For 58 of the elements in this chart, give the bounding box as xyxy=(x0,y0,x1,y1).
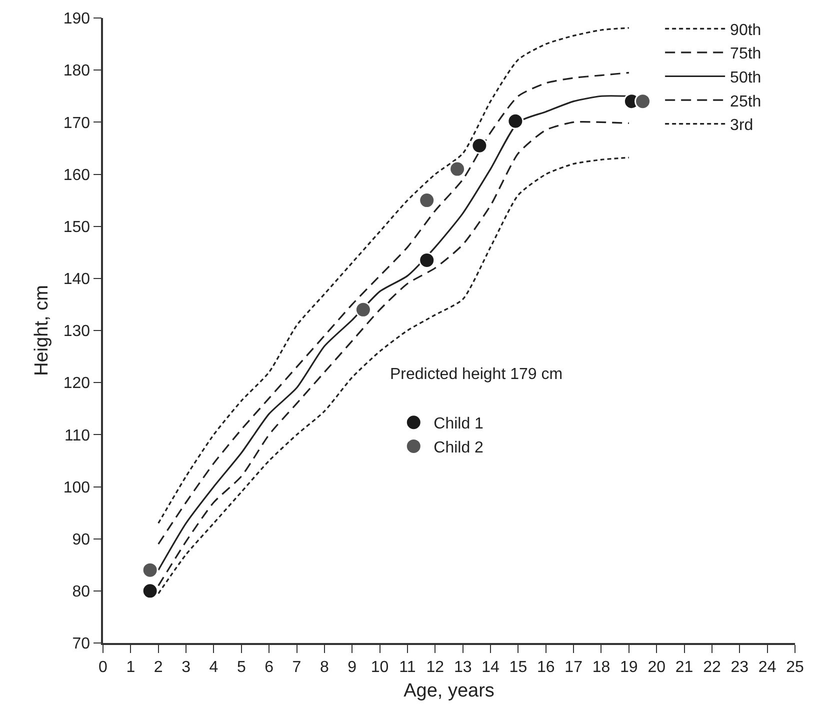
y-tick-label: 180 xyxy=(63,62,90,80)
point xyxy=(471,137,488,154)
legend-label: Child 1 xyxy=(434,416,484,433)
y-tick-label: 70 xyxy=(72,636,90,653)
y-tick-label: 140 xyxy=(63,271,90,288)
x-tick-label: 14 xyxy=(482,658,500,676)
x-tick-label: 19 xyxy=(620,658,638,676)
x-tick-label: 9 xyxy=(348,658,357,676)
legend-label: 50th xyxy=(730,69,762,86)
legend-label: Child 2 xyxy=(434,439,484,456)
x-tick-label: 17 xyxy=(564,658,583,676)
legend-label: 75th xyxy=(730,46,762,63)
y-tick-label: 120 xyxy=(63,375,90,392)
x-tick-label: 18 xyxy=(592,658,610,676)
y-tick-label: 90 xyxy=(72,531,90,548)
y-tick-label: 130 xyxy=(63,323,90,340)
x-tick-label: 13 xyxy=(454,658,472,676)
legend-label: 90th xyxy=(730,22,762,39)
x-tick-label: 10 xyxy=(370,658,389,676)
y-tick-label: 110 xyxy=(64,427,90,444)
x-tick-label: 16 xyxy=(536,658,555,676)
point xyxy=(449,160,466,178)
x-tick-label: 3 xyxy=(182,658,191,676)
x-tick-label: 7 xyxy=(292,658,302,676)
point xyxy=(507,112,524,130)
y-tick-label: 190 xyxy=(63,10,90,28)
x-tick-label: 0 xyxy=(98,658,108,676)
point xyxy=(142,562,158,578)
x-tick-label: 5 xyxy=(236,658,246,676)
x-tick-label: 6 xyxy=(264,658,274,676)
y-tick-label: 150 xyxy=(63,218,90,236)
x-tick-label: 11 xyxy=(399,658,416,676)
x-tick-label: 15 xyxy=(509,658,528,676)
legend-label: 25th xyxy=(730,93,762,110)
y-tick-label: 170 xyxy=(63,114,90,132)
x-tick-label: 1 xyxy=(126,658,136,676)
legend-label: 3rd xyxy=(730,117,754,134)
point xyxy=(418,192,436,209)
x-tick-label: 12 xyxy=(426,658,444,676)
x-tick-label: 8 xyxy=(320,658,329,676)
point xyxy=(634,93,652,110)
point xyxy=(142,582,158,600)
annotation: Predicted height 179 cm xyxy=(390,366,563,383)
y-tick-label: 100 xyxy=(63,479,90,496)
x-tick-label: 21 xyxy=(675,658,694,676)
x-tick-label: 24 xyxy=(758,658,776,676)
y-tick-label: 160 xyxy=(63,166,90,184)
x-tick-label: 22 xyxy=(703,658,721,676)
x-tick-label: 2 xyxy=(154,658,163,676)
point xyxy=(418,252,436,268)
x-tick-label: 23 xyxy=(730,658,749,676)
y-axis-title: Height, cm xyxy=(32,285,53,376)
x-tick-label: 25 xyxy=(786,658,804,676)
x-tick-label: 20 xyxy=(648,658,666,676)
point xyxy=(354,301,372,318)
y-tick-label: 80 xyxy=(72,584,90,601)
x-axis-title: Age, years xyxy=(404,680,494,702)
x-tick-label: 4 xyxy=(209,658,218,676)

WHAT YOU WILL DO:
Could you print the data above word for word, leaving out the picture?

WRITTEN RESPONSE:
For 58 of the elements in this chart, give the bounding box as xyxy=(x0,y0,x1,y1).
y-tick-label: 180 xyxy=(63,62,90,80)
point xyxy=(471,137,488,154)
legend-label: Child 1 xyxy=(434,416,484,433)
y-tick-label: 70 xyxy=(72,636,90,653)
y-tick-label: 140 xyxy=(63,271,90,288)
x-tick-label: 14 xyxy=(482,658,500,676)
x-tick-label: 19 xyxy=(620,658,638,676)
x-tick-label: 9 xyxy=(348,658,357,676)
legend-label: 50th xyxy=(730,69,762,86)
legend-label: Child 2 xyxy=(434,439,484,456)
x-tick-label: 17 xyxy=(564,658,583,676)
legend-label: 75th xyxy=(730,46,762,63)
y-tick-label: 120 xyxy=(63,375,90,392)
x-tick-label: 18 xyxy=(592,658,610,676)
y-tick-label: 90 xyxy=(72,531,90,548)
y-tick-label: 130 xyxy=(63,323,90,340)
x-tick-label: 13 xyxy=(454,658,472,676)
legend-label: 90th xyxy=(730,22,762,39)
x-tick-label: 10 xyxy=(370,658,389,676)
y-tick-label: 110 xyxy=(64,427,90,444)
x-tick-label: 16 xyxy=(536,658,555,676)
point xyxy=(449,160,466,178)
x-tick-label: 3 xyxy=(182,658,191,676)
x-tick-label: 7 xyxy=(292,658,302,676)
point xyxy=(507,112,524,130)
y-tick-label: 190 xyxy=(63,10,90,28)
x-tick-label: 0 xyxy=(98,658,108,676)
point xyxy=(142,562,158,578)
x-tick-label: 5 xyxy=(236,658,246,676)
x-tick-label: 6 xyxy=(264,658,274,676)
y-tick-label: 150 xyxy=(63,218,90,236)
x-tick-label: 11 xyxy=(399,658,416,676)
x-tick-label: 15 xyxy=(509,658,528,676)
legend-label: 25th xyxy=(730,93,762,110)
y-tick-label: 170 xyxy=(63,114,90,132)
x-tick-label: 1 xyxy=(126,658,136,676)
legend-label: 3rd xyxy=(730,117,754,134)
point xyxy=(418,192,436,209)
x-tick-label: 12 xyxy=(426,658,444,676)
x-tick-label: 8 xyxy=(320,658,329,676)
point xyxy=(634,93,652,110)
point xyxy=(142,582,158,600)
annotation: Predicted height 179 cm xyxy=(390,366,563,383)
y-tick-label: 100 xyxy=(63,479,90,496)
x-tick-label: 21 xyxy=(675,658,694,676)
x-tick-label: 24 xyxy=(758,658,776,676)
y-tick-label: 160 xyxy=(63,166,90,184)
x-tick-label: 22 xyxy=(703,658,721,676)
x-tick-label: 2 xyxy=(154,658,163,676)
point xyxy=(418,252,436,268)
x-tick-label: 23 xyxy=(730,658,749,676)
y-axis-title: Height, cm xyxy=(32,285,53,376)
x-tick-label: 25 xyxy=(786,658,804,676)
x-tick-label: 20 xyxy=(648,658,666,676)
point xyxy=(354,301,372,318)
y-tick-label: 80 xyxy=(72,584,90,601)
x-axis-title: Age, years xyxy=(404,680,494,702)
x-tick-label: 4 xyxy=(209,658,218,676)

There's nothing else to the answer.